• **Direction**
Lay out the lines from the first one through the line with "tab-headers-label: Headers xyxy=(171,5,234,23)" as a Markdown table with the columns Row and Text. Number each row and skip any blank lines.

[Lines taken from a collection]
<<<<
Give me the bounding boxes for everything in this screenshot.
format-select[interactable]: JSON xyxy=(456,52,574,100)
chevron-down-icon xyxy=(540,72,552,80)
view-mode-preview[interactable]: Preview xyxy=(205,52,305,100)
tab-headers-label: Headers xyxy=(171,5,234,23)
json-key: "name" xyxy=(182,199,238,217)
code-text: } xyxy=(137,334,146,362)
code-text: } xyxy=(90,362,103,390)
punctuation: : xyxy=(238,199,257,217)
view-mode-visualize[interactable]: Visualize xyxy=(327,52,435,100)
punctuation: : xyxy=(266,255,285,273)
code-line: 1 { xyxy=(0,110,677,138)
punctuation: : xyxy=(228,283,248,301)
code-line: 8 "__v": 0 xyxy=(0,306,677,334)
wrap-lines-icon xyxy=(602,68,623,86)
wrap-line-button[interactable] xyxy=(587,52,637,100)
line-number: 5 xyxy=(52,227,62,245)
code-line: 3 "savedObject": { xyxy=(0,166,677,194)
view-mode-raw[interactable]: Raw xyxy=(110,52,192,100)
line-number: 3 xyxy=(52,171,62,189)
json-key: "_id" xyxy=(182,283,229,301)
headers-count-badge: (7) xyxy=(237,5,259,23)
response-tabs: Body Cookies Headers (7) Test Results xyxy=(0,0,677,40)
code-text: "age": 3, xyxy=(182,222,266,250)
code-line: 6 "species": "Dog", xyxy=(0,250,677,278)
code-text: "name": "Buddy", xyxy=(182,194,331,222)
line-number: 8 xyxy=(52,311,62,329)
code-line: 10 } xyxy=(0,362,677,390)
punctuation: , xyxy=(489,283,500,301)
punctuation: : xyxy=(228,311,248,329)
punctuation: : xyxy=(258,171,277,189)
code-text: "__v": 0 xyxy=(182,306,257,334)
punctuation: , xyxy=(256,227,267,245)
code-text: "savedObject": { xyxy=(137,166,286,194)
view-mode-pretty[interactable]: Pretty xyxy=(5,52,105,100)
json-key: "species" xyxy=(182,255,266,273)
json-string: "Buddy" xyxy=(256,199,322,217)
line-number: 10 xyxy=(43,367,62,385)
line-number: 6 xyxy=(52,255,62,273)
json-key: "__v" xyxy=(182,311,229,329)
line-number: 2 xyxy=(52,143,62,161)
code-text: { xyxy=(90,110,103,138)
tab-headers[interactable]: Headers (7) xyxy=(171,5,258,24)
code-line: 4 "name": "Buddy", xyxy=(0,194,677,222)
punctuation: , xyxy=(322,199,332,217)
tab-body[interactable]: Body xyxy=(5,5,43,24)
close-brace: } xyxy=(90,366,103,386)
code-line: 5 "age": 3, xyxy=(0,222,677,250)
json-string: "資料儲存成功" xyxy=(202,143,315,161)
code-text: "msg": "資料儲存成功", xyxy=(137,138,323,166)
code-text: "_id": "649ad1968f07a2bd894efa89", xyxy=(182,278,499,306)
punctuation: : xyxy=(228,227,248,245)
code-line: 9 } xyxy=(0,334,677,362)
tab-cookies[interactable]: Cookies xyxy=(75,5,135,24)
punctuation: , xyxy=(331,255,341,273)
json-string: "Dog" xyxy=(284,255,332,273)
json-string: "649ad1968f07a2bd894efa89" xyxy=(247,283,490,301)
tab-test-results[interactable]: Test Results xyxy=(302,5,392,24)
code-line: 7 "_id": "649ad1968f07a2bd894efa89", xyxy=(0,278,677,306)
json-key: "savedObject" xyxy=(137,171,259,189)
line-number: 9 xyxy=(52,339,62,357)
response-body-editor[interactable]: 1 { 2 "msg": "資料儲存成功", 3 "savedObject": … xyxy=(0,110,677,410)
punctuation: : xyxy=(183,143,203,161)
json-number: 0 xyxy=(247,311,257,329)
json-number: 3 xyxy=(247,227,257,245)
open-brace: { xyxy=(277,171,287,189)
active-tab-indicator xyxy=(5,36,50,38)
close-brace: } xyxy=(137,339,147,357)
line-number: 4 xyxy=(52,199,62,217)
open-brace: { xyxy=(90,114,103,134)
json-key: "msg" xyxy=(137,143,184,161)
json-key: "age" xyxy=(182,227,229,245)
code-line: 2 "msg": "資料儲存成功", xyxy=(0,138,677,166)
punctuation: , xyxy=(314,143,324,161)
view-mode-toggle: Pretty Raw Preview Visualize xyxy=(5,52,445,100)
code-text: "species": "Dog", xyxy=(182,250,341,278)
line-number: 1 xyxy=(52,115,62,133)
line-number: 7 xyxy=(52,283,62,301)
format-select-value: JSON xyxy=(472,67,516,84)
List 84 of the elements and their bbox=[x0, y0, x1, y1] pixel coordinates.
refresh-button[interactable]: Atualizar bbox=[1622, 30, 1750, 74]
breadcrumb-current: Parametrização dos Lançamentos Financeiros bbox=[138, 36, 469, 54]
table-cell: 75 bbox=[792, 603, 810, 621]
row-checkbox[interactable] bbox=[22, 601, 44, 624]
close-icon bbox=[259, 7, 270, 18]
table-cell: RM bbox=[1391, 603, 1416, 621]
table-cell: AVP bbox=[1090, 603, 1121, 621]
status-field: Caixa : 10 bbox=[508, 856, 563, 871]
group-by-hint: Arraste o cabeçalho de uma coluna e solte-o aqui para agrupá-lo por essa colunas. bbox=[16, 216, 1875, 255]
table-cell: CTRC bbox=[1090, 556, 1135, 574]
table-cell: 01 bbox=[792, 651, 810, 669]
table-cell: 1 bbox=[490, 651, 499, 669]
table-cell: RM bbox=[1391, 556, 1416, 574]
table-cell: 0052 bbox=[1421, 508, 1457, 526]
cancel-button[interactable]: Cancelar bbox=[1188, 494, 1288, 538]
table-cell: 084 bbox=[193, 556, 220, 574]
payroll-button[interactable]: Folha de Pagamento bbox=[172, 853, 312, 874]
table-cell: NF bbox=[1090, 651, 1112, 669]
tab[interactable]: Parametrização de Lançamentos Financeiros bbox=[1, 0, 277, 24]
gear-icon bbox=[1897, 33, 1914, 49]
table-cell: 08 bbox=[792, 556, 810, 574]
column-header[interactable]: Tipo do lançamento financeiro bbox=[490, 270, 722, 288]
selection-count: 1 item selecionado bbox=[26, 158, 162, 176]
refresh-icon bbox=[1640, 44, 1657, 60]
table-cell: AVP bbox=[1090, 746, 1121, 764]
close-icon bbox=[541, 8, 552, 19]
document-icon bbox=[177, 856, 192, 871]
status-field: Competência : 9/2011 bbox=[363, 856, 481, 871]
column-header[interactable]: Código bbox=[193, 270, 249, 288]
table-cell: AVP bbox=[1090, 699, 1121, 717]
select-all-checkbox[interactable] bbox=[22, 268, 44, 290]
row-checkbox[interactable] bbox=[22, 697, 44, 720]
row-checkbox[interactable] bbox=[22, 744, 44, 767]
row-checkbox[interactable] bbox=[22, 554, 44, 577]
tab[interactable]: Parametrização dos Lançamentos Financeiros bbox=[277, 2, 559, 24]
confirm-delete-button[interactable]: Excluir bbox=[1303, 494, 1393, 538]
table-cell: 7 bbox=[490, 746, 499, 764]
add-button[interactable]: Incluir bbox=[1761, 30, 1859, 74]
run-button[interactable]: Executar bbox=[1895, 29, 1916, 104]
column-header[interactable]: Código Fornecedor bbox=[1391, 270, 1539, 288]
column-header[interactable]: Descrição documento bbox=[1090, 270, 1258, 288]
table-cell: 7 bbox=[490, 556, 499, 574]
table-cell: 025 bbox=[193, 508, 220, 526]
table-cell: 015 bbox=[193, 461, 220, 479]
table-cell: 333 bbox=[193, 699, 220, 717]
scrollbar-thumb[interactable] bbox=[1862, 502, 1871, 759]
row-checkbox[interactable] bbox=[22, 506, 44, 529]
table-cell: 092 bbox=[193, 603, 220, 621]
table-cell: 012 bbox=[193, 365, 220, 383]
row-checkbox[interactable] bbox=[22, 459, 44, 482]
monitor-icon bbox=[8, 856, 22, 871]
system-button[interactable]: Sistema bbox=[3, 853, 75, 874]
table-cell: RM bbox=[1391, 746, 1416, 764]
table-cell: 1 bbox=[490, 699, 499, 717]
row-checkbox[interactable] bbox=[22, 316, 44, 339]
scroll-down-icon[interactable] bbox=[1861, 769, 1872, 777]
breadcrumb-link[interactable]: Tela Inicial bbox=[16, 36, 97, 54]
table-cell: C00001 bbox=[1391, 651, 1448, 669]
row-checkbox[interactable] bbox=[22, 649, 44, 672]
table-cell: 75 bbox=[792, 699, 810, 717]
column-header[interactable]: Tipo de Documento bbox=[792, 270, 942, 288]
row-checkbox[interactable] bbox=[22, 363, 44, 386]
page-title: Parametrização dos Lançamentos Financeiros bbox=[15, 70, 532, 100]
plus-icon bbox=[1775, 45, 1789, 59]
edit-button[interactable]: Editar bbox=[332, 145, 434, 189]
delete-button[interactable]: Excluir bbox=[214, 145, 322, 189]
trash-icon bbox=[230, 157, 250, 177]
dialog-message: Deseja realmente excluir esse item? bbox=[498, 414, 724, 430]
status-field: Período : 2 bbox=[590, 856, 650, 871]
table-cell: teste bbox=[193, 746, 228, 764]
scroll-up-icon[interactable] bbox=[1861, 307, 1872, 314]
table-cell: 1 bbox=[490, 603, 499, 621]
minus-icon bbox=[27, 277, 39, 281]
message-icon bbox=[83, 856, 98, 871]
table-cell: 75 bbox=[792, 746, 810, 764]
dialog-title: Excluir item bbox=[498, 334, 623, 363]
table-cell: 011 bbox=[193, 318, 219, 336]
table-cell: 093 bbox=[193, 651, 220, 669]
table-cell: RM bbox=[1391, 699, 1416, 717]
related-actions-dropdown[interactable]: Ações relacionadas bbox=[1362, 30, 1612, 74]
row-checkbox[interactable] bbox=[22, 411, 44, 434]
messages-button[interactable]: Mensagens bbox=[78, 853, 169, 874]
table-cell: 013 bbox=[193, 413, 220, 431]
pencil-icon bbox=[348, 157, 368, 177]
>>>>
• **Result**
| Row | Text |
|---|---|
| 1 | Give me the bounding boxes for everything in this screenshot. |
| 2 | format-select[interactable]: JSON xyxy=(456,52,574,100) |
| 3 | chevron-down-icon xyxy=(540,72,552,80) |
| 4 | view-mode-preview[interactable]: Preview xyxy=(205,52,305,100) |
| 5 | tab-headers-label: Headers xyxy=(171,5,234,23) |